▶ ENTRIES PROVIDED:

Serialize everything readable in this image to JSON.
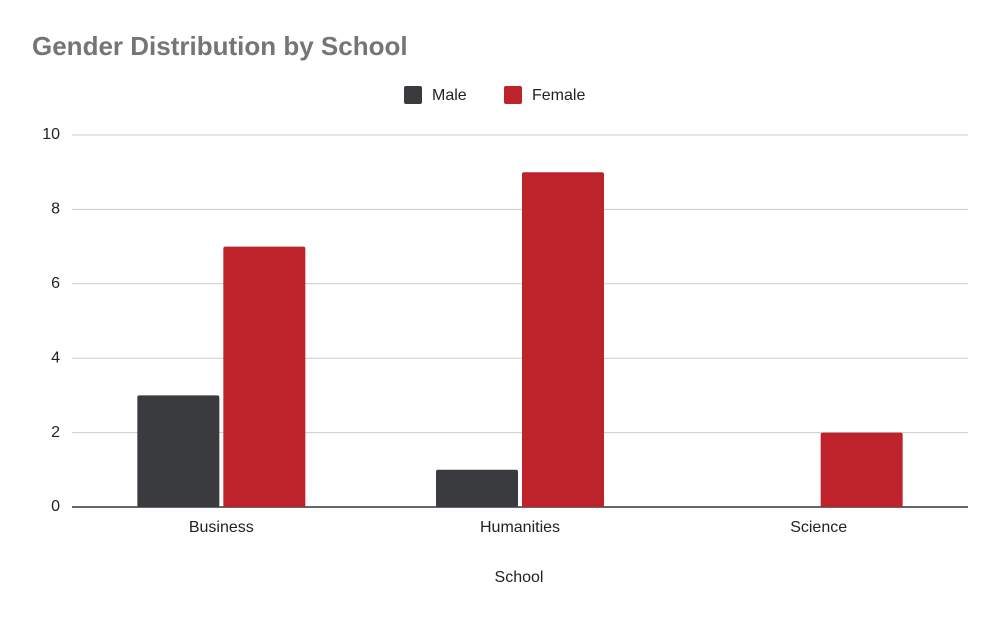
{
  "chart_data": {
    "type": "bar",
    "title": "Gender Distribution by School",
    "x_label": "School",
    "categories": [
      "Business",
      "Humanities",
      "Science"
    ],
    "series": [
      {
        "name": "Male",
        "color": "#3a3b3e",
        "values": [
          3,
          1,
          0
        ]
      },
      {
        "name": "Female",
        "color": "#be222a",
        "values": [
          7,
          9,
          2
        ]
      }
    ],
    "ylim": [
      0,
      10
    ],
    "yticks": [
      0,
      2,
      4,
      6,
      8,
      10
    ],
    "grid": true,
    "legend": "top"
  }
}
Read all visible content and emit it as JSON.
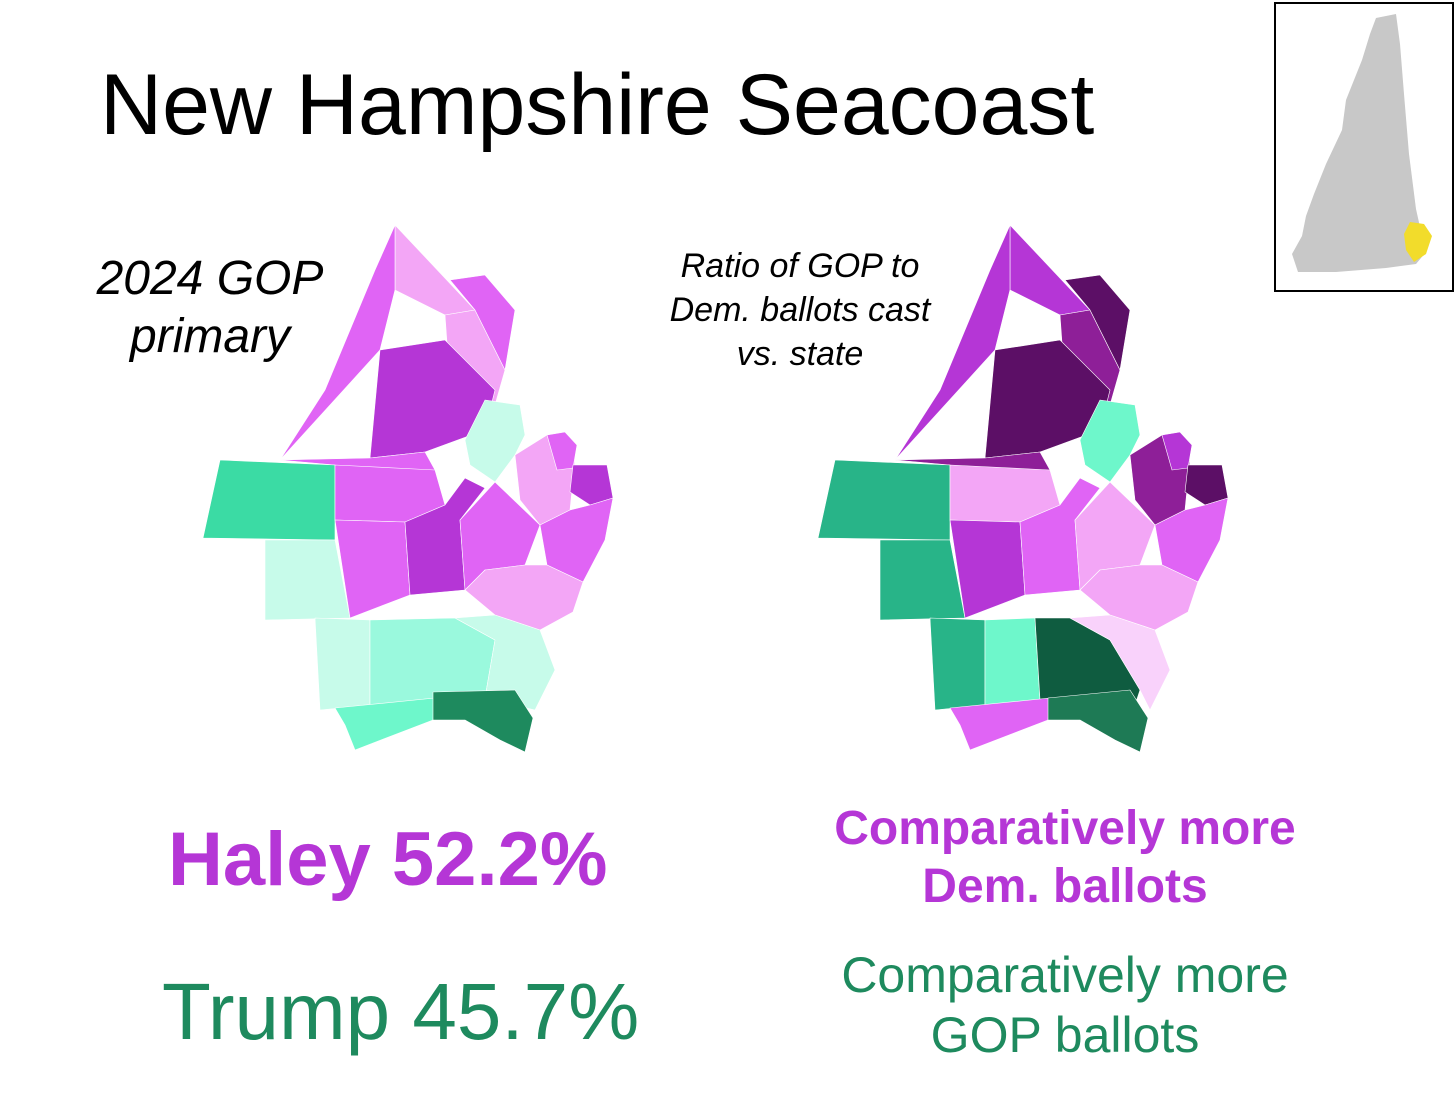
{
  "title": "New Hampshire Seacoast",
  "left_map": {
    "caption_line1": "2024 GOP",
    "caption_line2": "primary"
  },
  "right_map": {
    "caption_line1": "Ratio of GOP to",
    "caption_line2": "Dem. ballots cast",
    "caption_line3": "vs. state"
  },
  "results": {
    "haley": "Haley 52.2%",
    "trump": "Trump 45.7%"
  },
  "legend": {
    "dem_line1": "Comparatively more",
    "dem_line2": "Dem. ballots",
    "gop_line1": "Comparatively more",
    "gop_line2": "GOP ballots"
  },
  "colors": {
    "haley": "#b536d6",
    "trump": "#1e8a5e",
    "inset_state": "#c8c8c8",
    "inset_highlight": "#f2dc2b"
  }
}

--

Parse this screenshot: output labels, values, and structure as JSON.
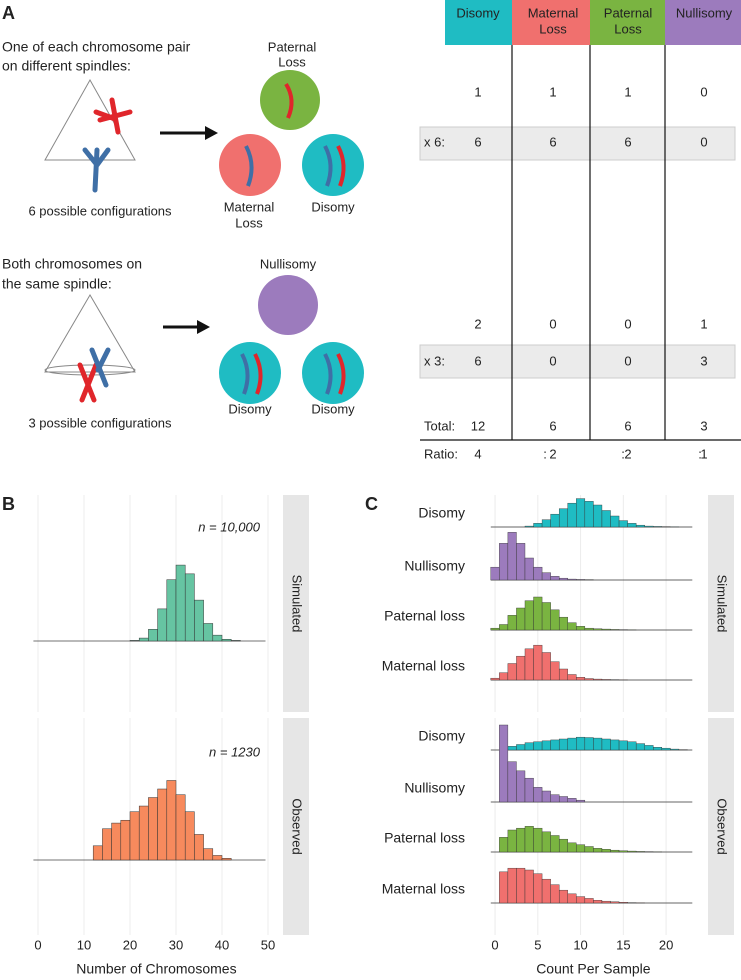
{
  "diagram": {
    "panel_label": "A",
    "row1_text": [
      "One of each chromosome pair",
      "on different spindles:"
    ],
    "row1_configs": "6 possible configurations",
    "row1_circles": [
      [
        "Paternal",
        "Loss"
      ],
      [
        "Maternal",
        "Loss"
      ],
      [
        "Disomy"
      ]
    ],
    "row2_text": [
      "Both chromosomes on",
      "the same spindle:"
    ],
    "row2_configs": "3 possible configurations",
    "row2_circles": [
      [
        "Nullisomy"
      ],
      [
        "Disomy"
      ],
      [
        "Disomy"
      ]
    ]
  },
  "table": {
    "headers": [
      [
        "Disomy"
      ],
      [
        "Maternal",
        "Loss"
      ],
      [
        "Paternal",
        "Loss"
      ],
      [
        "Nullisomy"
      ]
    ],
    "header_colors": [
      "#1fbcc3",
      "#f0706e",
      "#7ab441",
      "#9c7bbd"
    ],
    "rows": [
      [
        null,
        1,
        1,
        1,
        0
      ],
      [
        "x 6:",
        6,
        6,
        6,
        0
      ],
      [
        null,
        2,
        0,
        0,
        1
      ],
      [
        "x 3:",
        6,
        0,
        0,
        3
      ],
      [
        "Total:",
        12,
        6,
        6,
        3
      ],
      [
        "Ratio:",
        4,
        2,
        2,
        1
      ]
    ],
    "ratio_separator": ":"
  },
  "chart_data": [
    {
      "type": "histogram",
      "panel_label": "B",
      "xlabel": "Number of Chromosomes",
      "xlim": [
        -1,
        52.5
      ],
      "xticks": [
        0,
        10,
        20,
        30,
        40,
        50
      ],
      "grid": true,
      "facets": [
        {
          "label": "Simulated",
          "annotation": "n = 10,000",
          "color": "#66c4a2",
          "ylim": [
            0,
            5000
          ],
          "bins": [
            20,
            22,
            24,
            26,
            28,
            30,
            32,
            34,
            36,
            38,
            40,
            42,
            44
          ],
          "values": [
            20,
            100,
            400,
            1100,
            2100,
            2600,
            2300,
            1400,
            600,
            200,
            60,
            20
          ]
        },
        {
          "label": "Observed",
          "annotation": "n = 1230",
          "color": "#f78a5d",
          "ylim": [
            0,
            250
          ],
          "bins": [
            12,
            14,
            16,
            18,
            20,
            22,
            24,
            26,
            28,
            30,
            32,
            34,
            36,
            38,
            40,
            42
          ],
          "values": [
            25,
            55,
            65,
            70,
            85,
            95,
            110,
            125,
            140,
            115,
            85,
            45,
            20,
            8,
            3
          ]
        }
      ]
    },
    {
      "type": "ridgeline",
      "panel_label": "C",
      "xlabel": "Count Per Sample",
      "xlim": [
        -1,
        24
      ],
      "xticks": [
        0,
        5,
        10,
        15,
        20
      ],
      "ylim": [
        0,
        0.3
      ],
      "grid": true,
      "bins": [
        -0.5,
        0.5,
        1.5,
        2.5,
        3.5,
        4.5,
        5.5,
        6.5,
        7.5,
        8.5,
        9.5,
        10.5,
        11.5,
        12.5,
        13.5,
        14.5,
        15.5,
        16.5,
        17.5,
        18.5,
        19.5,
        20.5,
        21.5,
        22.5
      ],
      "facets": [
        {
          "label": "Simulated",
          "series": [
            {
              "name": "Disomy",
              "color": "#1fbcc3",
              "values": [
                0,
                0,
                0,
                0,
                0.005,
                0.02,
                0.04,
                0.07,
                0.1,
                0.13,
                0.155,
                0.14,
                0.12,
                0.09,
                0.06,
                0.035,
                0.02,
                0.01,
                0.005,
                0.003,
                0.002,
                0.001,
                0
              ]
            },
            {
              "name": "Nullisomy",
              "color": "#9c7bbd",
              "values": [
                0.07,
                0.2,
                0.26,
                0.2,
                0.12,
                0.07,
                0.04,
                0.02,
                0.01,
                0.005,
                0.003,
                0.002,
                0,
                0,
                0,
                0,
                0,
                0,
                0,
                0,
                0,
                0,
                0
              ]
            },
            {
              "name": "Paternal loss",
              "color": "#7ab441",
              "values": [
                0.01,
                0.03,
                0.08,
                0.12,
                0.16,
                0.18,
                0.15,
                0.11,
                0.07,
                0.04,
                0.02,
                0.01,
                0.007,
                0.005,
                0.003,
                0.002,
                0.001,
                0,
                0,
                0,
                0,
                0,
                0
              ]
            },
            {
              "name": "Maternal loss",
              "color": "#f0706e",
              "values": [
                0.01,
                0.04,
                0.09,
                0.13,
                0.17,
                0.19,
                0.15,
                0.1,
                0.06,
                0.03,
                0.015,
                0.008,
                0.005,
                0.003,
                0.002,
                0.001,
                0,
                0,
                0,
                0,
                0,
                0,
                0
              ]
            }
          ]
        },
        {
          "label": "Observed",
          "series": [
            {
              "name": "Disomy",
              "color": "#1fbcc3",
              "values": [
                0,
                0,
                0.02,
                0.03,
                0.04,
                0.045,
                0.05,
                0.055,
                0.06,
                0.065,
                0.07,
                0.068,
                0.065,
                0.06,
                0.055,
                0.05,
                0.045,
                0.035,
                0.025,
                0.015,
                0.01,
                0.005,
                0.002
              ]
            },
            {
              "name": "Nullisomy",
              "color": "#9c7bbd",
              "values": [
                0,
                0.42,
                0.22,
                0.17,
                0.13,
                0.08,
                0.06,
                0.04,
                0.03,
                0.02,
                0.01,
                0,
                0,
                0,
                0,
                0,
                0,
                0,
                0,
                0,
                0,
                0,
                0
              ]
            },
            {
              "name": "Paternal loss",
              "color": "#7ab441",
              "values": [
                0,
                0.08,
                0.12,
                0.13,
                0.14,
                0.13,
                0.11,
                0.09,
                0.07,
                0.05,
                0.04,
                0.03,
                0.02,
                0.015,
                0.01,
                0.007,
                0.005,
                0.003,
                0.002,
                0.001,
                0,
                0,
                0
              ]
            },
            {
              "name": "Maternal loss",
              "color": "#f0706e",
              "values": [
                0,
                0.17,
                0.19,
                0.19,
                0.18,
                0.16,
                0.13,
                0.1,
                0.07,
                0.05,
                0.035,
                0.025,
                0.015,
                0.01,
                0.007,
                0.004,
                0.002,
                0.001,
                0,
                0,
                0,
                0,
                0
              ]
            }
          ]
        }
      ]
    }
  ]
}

▶ GOAL OF THE EXERCISE:
Using the listing above, list every line in which the string "annotation" occurs.

▶ EXERCISE ANSWER:
          "annotation": "n = 10,000",
          "annotation": "n = 1230",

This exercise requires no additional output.